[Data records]
###
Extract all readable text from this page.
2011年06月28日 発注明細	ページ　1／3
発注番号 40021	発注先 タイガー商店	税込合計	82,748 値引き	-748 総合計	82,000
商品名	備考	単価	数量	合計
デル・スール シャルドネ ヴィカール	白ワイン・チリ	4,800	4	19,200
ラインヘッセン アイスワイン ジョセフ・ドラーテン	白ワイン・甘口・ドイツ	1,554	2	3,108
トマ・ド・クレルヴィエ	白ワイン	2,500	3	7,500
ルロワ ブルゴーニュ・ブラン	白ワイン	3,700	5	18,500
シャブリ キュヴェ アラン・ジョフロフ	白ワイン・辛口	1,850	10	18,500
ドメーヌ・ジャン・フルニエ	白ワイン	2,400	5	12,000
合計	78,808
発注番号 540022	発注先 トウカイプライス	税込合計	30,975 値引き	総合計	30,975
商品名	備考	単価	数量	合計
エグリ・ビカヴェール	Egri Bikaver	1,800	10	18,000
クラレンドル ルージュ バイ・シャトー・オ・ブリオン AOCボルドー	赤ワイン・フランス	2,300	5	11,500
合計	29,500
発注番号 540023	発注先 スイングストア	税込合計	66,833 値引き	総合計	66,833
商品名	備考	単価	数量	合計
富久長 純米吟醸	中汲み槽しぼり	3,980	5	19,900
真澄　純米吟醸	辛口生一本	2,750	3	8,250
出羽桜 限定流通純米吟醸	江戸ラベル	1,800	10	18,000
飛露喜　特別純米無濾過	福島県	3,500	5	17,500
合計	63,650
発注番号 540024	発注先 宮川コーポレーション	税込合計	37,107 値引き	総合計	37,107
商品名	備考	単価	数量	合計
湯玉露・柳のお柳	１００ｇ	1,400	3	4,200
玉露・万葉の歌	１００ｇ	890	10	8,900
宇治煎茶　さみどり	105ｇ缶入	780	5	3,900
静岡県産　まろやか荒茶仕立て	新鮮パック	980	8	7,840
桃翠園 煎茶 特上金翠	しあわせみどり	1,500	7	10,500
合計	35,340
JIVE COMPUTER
###
WHAT YOU SHOULD DO
Repeat the material above in full, exactly as it stands.

SOLUTION FOR THIS EXERCISE
Extract all readable text from this page.
2011年06月28日 発注明細	ページ　1／3
発注番号 40021	発注先 タイガー商店	税込合計	82,748 値引き	-748 総合計	82,000
商品名	備考	単価	数量	合計
デル・スール シャルドネ ヴィカール	白ワイン・チリ	4,800	4	19,200
ラインヘッセン アイスワイン ジョセフ・ドラーテン	白ワイン・甘口・ドイツ	1,554	2	3,108
トマ・ド・クレルヴィエ	白ワイン	2,500	3	7,500
ルロワ ブルゴーニュ・ブラン	白ワイン	3,700	5	18,500
シャブリ キュヴェ アラン・ジョフロフ	白ワイン・辛口	1,850	10	18,500
ドメーヌ・ジャン・フルニエ	白ワイン	2,400	5	12,000
合計	78,808
発注番号 540022	発注先 トウカイプライス	税込合計	30,975 値引き	総合計	30,975
商品名	備考	単価	数量	合計
エグリ・ビカヴェール	Egri Bikaver	1,800	10	18,000
クラレンドル ルージュ バイ・シャトー・オ・ブリオン AOCボルドー	赤ワイン・フランス	2,300	5	11,500
合計	29,500
発注番号 540023	発注先 スイングストア	税込合計	66,833 値引き	総合計	66,833
商品名	備考	単価	数量	合計
富久長 純米吟醸	中汲み槽しぼり	3,980	5	19,900
真澄　純米吟醸	辛口生一本	2,750	3	8,250
出羽桜 限定流通純米吟醸	江戸ラベル	1,800	10	18,000
飛露喜　特別純米無濾過	福島県	3,500	5	17,500
合計	63,650
発注番号 540024	発注先 宮川コーポレーション	税込合計	37,107 値引き	総合計	37,107
商品名	備考	単価	数量	合計
湯玉露・柳のお柳	１００ｇ	1,400	3	4,200
玉露・万葉の歌	１００ｇ	890	10	8,900
宇治煎茶　さみどり	105ｇ缶入	780	5	3,900
静岡県産　まろやか荒茶仕立て	新鮮パック	980	8	7,840
桃翠園 煎茶 特上金翠	しあわせみどり	1,500	7	10,500
合計	35,340
JIVE COMPUTER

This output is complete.